━━━━━ PROVIDED RECORDS ━━━━━

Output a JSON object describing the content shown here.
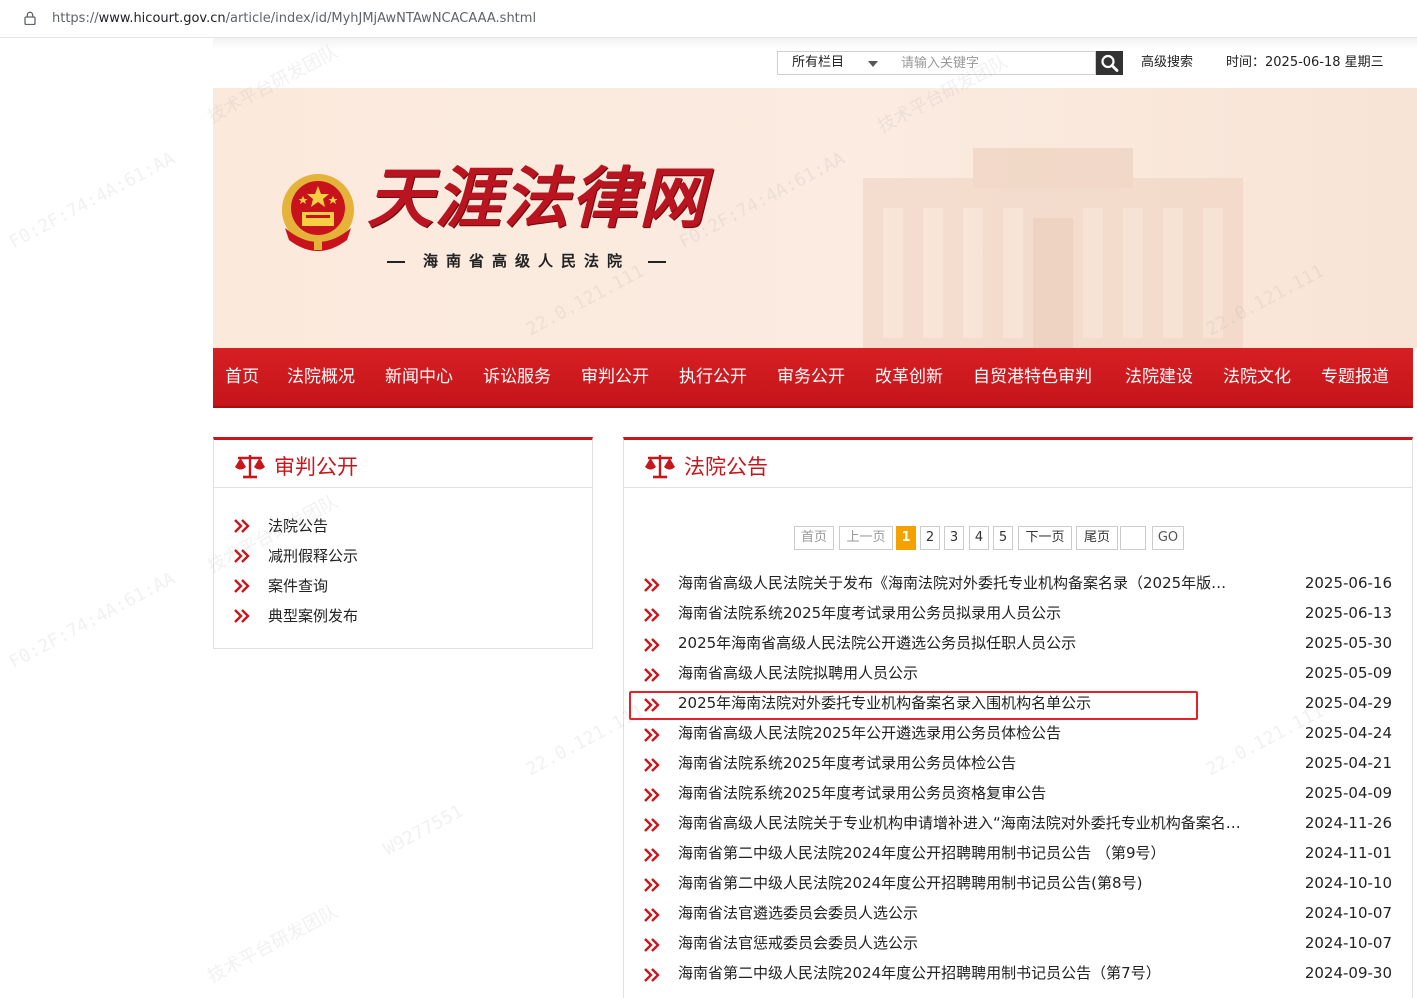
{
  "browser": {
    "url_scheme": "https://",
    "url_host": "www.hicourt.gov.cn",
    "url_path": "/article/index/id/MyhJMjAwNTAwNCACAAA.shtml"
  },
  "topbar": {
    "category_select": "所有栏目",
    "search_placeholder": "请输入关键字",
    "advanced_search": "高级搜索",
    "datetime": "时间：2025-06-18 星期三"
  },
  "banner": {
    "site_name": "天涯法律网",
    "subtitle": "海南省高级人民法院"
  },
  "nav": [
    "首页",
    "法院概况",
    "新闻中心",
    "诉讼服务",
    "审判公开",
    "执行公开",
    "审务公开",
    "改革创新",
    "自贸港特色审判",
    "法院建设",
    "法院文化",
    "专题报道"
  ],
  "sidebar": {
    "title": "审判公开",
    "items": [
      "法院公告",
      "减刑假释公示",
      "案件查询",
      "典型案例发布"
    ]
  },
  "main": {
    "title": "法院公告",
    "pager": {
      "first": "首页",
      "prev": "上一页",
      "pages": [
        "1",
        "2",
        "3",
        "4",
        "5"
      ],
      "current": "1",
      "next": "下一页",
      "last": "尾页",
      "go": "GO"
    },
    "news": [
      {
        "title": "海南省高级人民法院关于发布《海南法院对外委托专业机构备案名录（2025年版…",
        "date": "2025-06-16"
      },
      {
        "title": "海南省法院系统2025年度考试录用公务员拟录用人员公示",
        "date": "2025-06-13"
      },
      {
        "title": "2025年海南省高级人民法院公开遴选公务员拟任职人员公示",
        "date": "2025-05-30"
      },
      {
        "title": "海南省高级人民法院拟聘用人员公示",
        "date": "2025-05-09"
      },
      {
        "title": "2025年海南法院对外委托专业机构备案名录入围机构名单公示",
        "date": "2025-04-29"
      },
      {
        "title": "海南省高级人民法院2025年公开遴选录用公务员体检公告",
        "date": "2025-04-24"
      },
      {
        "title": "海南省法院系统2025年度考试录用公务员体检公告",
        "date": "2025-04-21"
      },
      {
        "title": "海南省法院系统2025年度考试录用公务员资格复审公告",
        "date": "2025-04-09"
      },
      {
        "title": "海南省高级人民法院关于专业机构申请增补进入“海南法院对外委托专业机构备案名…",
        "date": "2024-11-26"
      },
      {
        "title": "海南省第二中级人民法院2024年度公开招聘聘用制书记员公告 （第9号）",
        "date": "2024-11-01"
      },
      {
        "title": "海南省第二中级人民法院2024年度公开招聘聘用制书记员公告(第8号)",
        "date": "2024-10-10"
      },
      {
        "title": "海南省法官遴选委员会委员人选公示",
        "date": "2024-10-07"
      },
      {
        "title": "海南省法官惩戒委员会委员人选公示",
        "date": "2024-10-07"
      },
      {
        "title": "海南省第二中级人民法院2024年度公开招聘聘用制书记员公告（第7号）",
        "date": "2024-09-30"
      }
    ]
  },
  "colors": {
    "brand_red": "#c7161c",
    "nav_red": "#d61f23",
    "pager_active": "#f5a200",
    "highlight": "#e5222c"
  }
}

━━━━━

→ **TASK INSTRUCTIONS**:
Leave the pictures out and output the rest of the listing exactly.

→ **IN RESPONSE**:
Output a JSON object describing the content shown here.
{
  "browser": {
    "url_scheme": "https://",
    "url_host": "www.hicourt.gov.cn",
    "url_path": "/article/index/id/MyhJMjAwNTAwNCACAAA.shtml"
  },
  "topbar": {
    "category_select": "所有栏目",
    "search_placeholder": "请输入关键字",
    "advanced_search": "高级搜索",
    "datetime": "时间：2025-06-18 星期三"
  },
  "banner": {
    "site_name": "天涯法律网",
    "subtitle": "海南省高级人民法院"
  },
  "nav": [
    "首页",
    "法院概况",
    "新闻中心",
    "诉讼服务",
    "审判公开",
    "执行公开",
    "审务公开",
    "改革创新",
    "自贸港特色审判",
    "法院建设",
    "法院文化",
    "专题报道"
  ],
  "sidebar": {
    "title": "审判公开",
    "items": [
      "法院公告",
      "减刑假释公示",
      "案件查询",
      "典型案例发布"
    ]
  },
  "main": {
    "title": "法院公告",
    "pager": {
      "first": "首页",
      "prev": "上一页",
      "pages": [
        "1",
        "2",
        "3",
        "4",
        "5"
      ],
      "current": "1",
      "next": "下一页",
      "last": "尾页",
      "go": "GO"
    },
    "news": [
      {
        "title": "海南省高级人民法院关于发布《海南法院对外委托专业机构备案名录（2025年版…",
        "date": "2025-06-16"
      },
      {
        "title": "海南省法院系统2025年度考试录用公务员拟录用人员公示",
        "date": "2025-06-13"
      },
      {
        "title": "2025年海南省高级人民法院公开遴选公务员拟任职人员公示",
        "date": "2025-05-30"
      },
      {
        "title": "海南省高级人民法院拟聘用人员公示",
        "date": "2025-05-09"
      },
      {
        "title": "2025年海南法院对外委托专业机构备案名录入围机构名单公示",
        "date": "2025-04-29"
      },
      {
        "title": "海南省高级人民法院2025年公开遴选录用公务员体检公告",
        "date": "2025-04-24"
      },
      {
        "title": "海南省法院系统2025年度考试录用公务员体检公告",
        "date": "2025-04-21"
      },
      {
        "title": "海南省法院系统2025年度考试录用公务员资格复审公告",
        "date": "2025-04-09"
      },
      {
        "title": "海南省高级人民法院关于专业机构申请增补进入“海南法院对外委托专业机构备案名…",
        "date": "2024-11-26"
      },
      {
        "title": "海南省第二中级人民法院2024年度公开招聘聘用制书记员公告 （第9号）",
        "date": "2024-11-01"
      },
      {
        "title": "海南省第二中级人民法院2024年度公开招聘聘用制书记员公告(第8号)",
        "date": "2024-10-10"
      },
      {
        "title": "海南省法官遴选委员会委员人选公示",
        "date": "2024-10-07"
      },
      {
        "title": "海南省法官惩戒委员会委员人选公示",
        "date": "2024-10-07"
      },
      {
        "title": "海南省第二中级人民法院2024年度公开招聘聘用制书记员公告（第7号）",
        "date": "2024-09-30"
      }
    ]
  },
  "colors": {
    "brand_red": "#c7161c",
    "nav_red": "#d61f23",
    "pager_active": "#f5a200",
    "highlight": "#e5222c"
  }
}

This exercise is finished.